> _Job_
Reproduce every line of the records below word for word, but omit the pictures from your answer.
* * *
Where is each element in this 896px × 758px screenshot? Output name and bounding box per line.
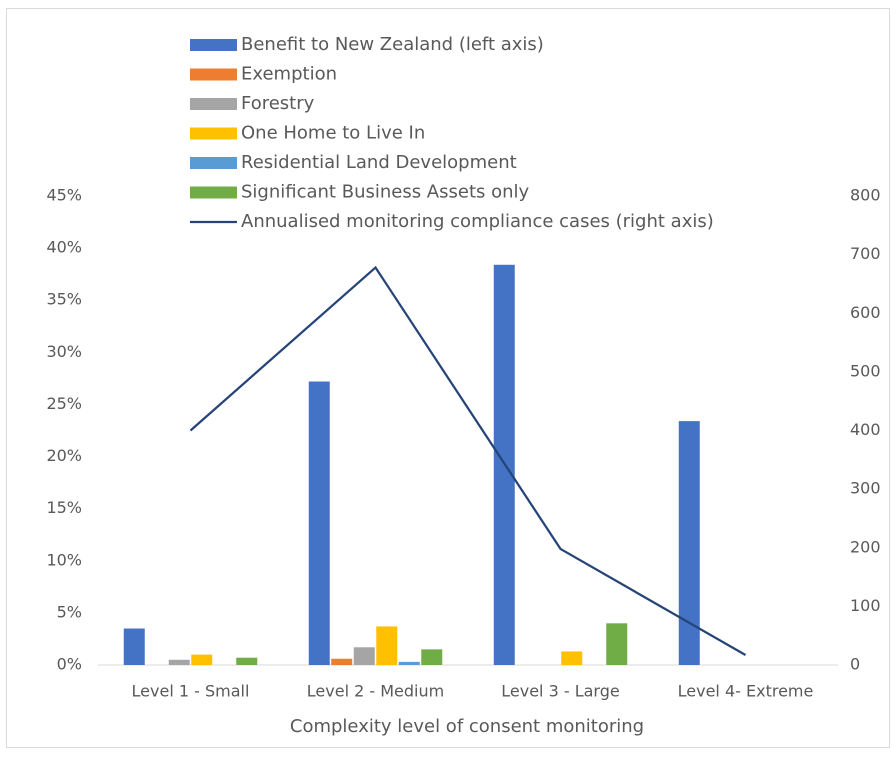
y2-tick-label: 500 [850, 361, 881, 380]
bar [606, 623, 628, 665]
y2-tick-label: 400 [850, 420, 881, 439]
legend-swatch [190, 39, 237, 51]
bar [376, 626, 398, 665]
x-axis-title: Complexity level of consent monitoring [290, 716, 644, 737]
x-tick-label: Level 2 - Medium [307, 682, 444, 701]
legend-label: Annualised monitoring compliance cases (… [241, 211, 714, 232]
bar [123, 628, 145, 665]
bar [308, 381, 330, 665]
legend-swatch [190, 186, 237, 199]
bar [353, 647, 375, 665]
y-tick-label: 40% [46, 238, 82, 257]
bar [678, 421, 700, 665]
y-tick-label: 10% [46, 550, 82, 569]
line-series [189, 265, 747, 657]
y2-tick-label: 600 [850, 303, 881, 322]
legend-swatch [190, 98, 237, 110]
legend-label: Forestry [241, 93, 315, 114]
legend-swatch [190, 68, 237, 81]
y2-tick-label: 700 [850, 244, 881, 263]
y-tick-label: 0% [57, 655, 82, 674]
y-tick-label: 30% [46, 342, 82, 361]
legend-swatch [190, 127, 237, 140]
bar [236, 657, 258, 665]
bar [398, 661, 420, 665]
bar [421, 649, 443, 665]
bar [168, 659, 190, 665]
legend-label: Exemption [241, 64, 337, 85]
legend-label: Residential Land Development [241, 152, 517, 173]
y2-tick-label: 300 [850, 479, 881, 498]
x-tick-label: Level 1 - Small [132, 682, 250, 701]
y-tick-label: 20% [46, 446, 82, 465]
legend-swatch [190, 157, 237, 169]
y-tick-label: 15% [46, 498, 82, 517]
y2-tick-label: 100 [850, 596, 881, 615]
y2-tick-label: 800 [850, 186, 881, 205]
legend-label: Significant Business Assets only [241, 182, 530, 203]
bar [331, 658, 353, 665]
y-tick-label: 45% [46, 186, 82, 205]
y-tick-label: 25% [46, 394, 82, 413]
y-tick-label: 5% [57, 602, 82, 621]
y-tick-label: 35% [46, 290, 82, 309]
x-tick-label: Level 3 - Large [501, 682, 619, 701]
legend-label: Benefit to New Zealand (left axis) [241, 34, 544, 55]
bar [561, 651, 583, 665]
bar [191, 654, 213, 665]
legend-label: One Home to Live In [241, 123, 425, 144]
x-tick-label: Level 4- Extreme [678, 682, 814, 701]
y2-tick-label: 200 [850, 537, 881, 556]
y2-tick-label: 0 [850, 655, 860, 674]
* * *
> _Response to this exercise_
Where is each element in this 896px × 758px screenshot? Output name and bounding box per line.
y2-tick-label: 500 [850, 361, 881, 380]
bar [606, 623, 628, 665]
y2-tick-label: 400 [850, 420, 881, 439]
legend-swatch [190, 39, 237, 51]
bar [376, 626, 398, 665]
x-axis-title: Complexity level of consent monitoring [290, 716, 644, 737]
x-tick-label: Level 2 - Medium [307, 682, 444, 701]
legend-label: Annualised monitoring compliance cases (… [241, 211, 714, 232]
bar [123, 628, 145, 665]
bar [308, 381, 330, 665]
legend-swatch [190, 186, 237, 199]
bar [353, 647, 375, 665]
y-tick-label: 40% [46, 238, 82, 257]
bar [678, 421, 700, 665]
y-tick-label: 10% [46, 550, 82, 569]
line-series [189, 265, 747, 657]
y2-tick-label: 600 [850, 303, 881, 322]
legend-swatch [190, 98, 237, 110]
legend-label: Forestry [241, 93, 315, 114]
legend-swatch [190, 68, 237, 81]
y2-tick-label: 700 [850, 244, 881, 263]
y-tick-label: 0% [57, 655, 82, 674]
y-tick-label: 30% [46, 342, 82, 361]
legend-swatch [190, 127, 237, 140]
bar [236, 657, 258, 665]
bar [398, 661, 420, 665]
bar [421, 649, 443, 665]
bar [168, 659, 190, 665]
legend-label: Exemption [241, 64, 337, 85]
legend-label: Residential Land Development [241, 152, 517, 173]
y2-tick-label: 300 [850, 479, 881, 498]
x-tick-label: Level 1 - Small [132, 682, 250, 701]
y-tick-label: 20% [46, 446, 82, 465]
legend-swatch [190, 157, 237, 169]
y-tick-label: 15% [46, 498, 82, 517]
y2-tick-label: 100 [850, 596, 881, 615]
y2-tick-label: 800 [850, 186, 881, 205]
legend-label: Significant Business Assets only [241, 182, 530, 203]
bar [331, 658, 353, 665]
y-tick-label: 45% [46, 186, 82, 205]
y-tick-label: 25% [46, 394, 82, 413]
y-tick-label: 5% [57, 602, 82, 621]
y-tick-label: 35% [46, 290, 82, 309]
x-tick-label: Level 3 - Large [501, 682, 619, 701]
legend-label: Benefit to New Zealand (left axis) [241, 34, 544, 55]
bar [561, 651, 583, 665]
bar [191, 654, 213, 665]
legend-label: One Home to Live In [241, 123, 425, 144]
x-tick-label: Level 4- Extreme [678, 682, 814, 701]
y2-tick-label: 200 [850, 537, 881, 556]
y2-tick-label: 0 [850, 655, 860, 674]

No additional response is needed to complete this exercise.